→ GIVEN TASK
State the number of lines in these records holding "High". Say nothing more.

#### DATA FOR PROCESSING

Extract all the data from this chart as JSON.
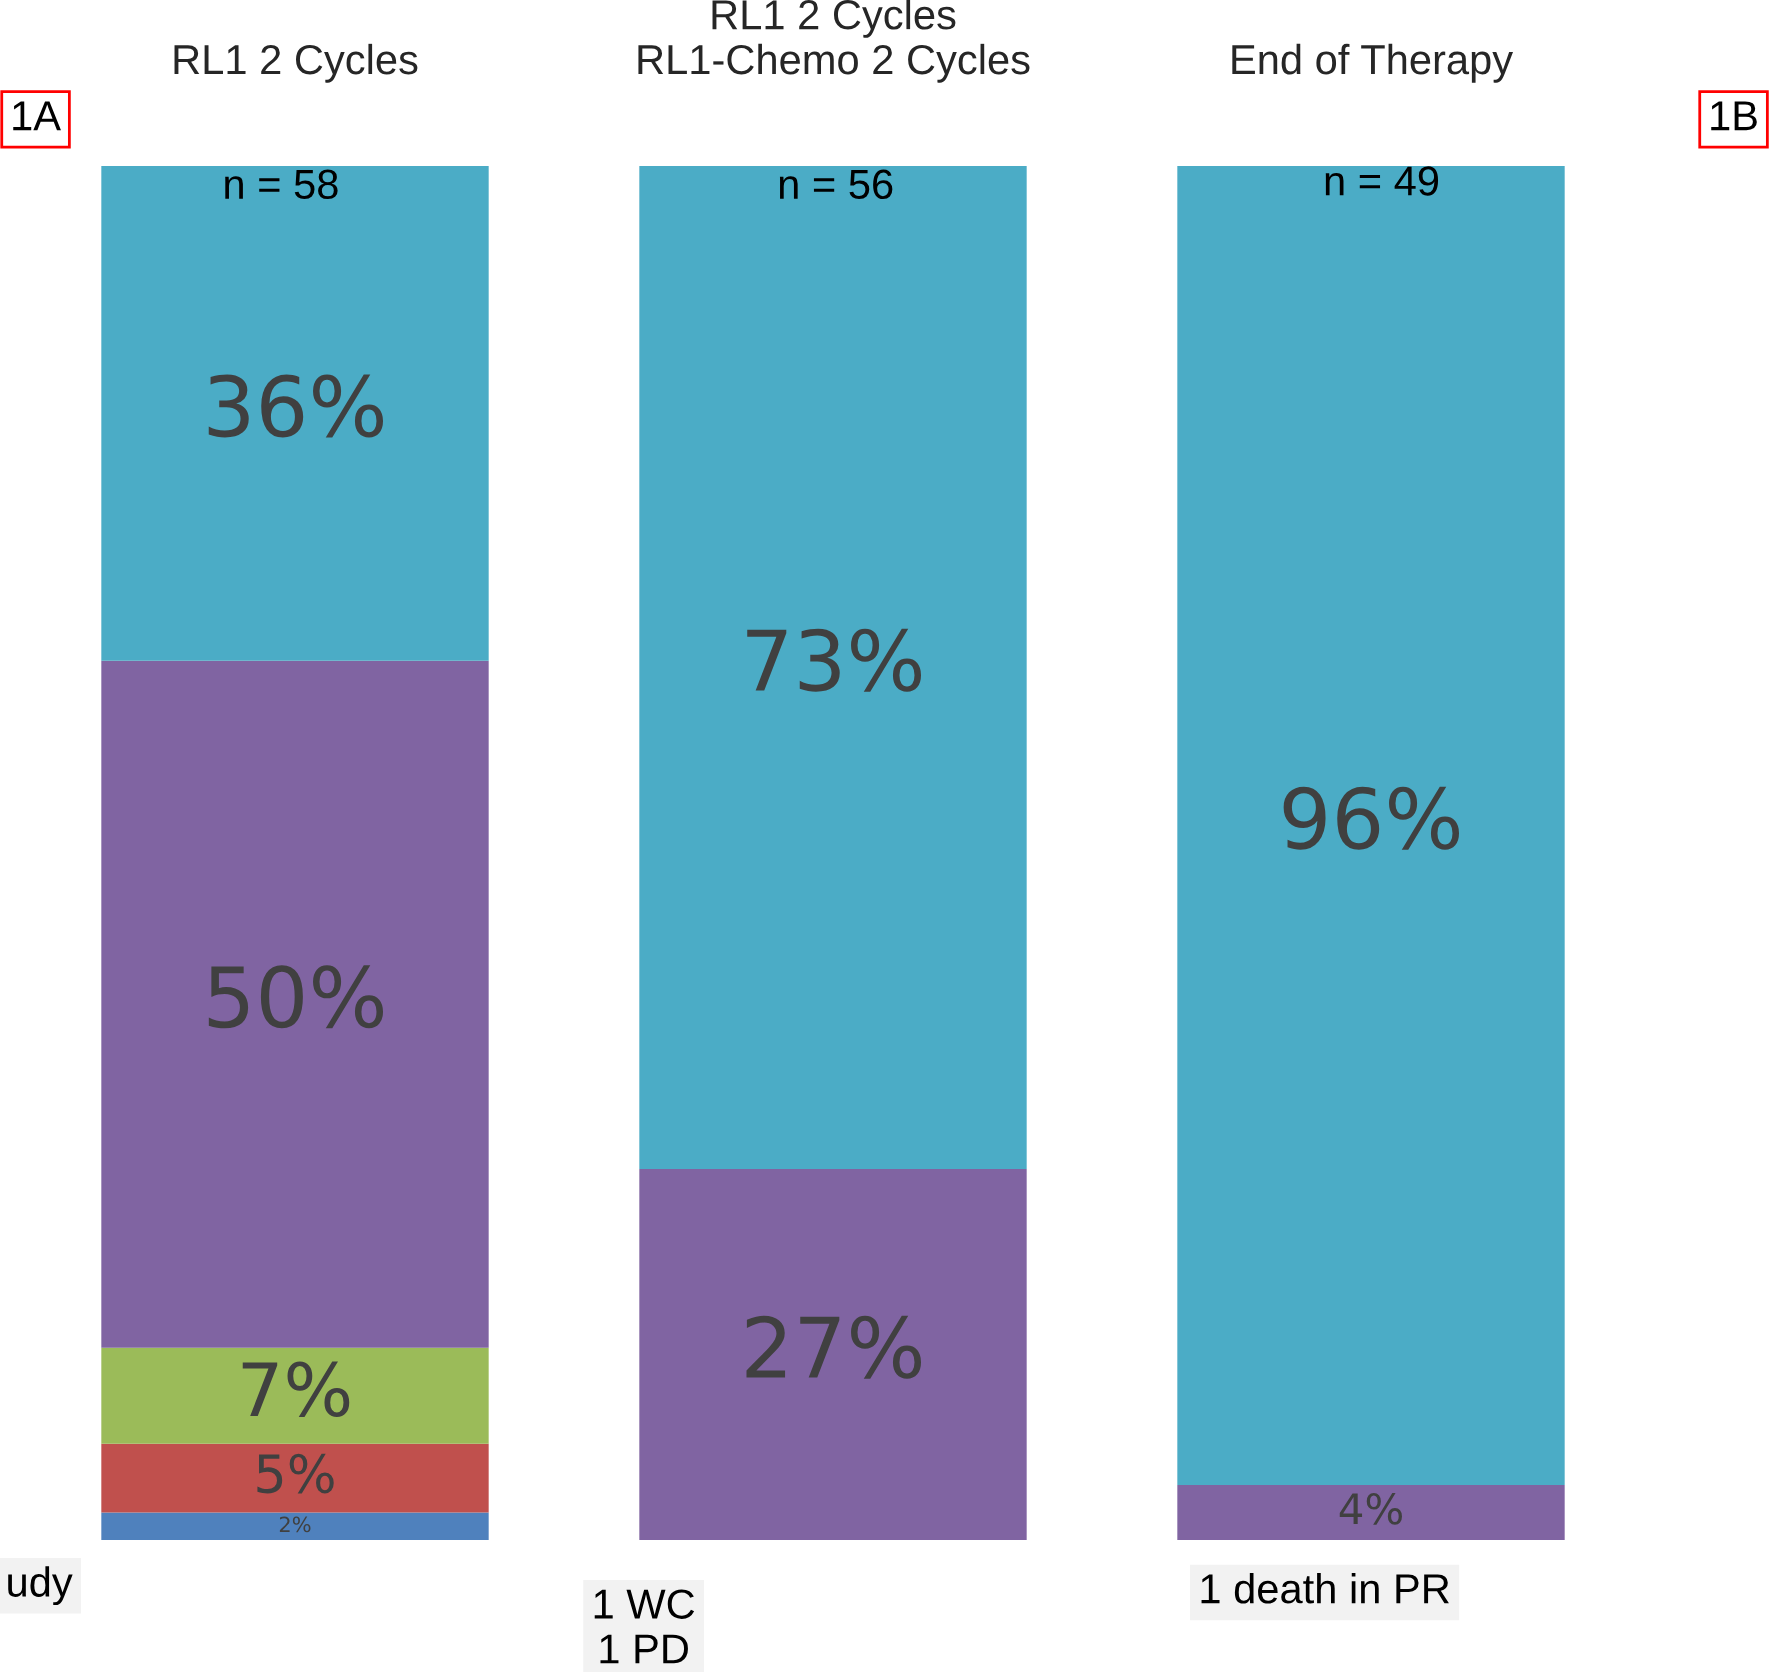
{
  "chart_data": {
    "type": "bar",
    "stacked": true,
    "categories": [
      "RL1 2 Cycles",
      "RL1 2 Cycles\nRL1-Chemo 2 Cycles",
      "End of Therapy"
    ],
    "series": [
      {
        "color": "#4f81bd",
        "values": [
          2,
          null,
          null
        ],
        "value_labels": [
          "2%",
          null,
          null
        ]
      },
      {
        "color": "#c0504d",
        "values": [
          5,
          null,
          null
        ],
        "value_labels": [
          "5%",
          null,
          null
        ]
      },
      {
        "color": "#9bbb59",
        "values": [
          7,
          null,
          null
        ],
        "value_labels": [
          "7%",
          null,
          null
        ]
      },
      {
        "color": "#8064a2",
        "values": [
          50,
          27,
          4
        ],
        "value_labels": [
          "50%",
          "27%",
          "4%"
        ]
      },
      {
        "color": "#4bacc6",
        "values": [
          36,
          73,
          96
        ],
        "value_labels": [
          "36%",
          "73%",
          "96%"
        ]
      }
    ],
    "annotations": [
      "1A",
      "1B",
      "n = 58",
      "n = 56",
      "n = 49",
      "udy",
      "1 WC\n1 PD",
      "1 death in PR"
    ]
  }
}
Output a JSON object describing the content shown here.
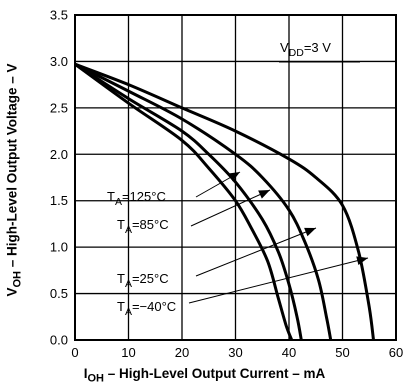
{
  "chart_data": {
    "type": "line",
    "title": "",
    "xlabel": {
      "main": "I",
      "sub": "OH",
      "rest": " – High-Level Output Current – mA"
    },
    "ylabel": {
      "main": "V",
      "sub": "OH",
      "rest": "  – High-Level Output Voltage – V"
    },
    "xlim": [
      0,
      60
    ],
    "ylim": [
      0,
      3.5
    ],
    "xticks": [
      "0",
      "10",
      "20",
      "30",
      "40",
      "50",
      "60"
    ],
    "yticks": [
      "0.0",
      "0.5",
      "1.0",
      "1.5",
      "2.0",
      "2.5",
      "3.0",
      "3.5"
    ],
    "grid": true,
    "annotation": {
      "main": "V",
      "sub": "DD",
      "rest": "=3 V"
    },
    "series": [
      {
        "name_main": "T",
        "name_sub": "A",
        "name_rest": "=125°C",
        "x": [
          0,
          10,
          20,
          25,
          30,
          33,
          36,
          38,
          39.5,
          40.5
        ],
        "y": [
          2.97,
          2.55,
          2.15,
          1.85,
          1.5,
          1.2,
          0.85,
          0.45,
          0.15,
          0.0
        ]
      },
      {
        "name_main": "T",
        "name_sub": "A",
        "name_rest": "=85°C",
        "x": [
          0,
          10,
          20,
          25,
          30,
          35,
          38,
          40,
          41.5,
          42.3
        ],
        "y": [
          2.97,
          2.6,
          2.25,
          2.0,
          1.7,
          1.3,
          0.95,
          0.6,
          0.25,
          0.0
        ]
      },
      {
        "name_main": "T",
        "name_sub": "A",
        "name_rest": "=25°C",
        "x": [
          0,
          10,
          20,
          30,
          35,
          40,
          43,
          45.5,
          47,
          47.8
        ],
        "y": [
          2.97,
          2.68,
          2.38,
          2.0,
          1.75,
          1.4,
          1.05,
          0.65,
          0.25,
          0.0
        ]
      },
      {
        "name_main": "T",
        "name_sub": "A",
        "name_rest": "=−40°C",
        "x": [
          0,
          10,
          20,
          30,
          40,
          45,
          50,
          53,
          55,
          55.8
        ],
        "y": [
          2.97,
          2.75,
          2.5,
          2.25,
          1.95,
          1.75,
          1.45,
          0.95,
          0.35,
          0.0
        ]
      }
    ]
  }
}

########

→ ANSWER TO THIS PROBLEM
2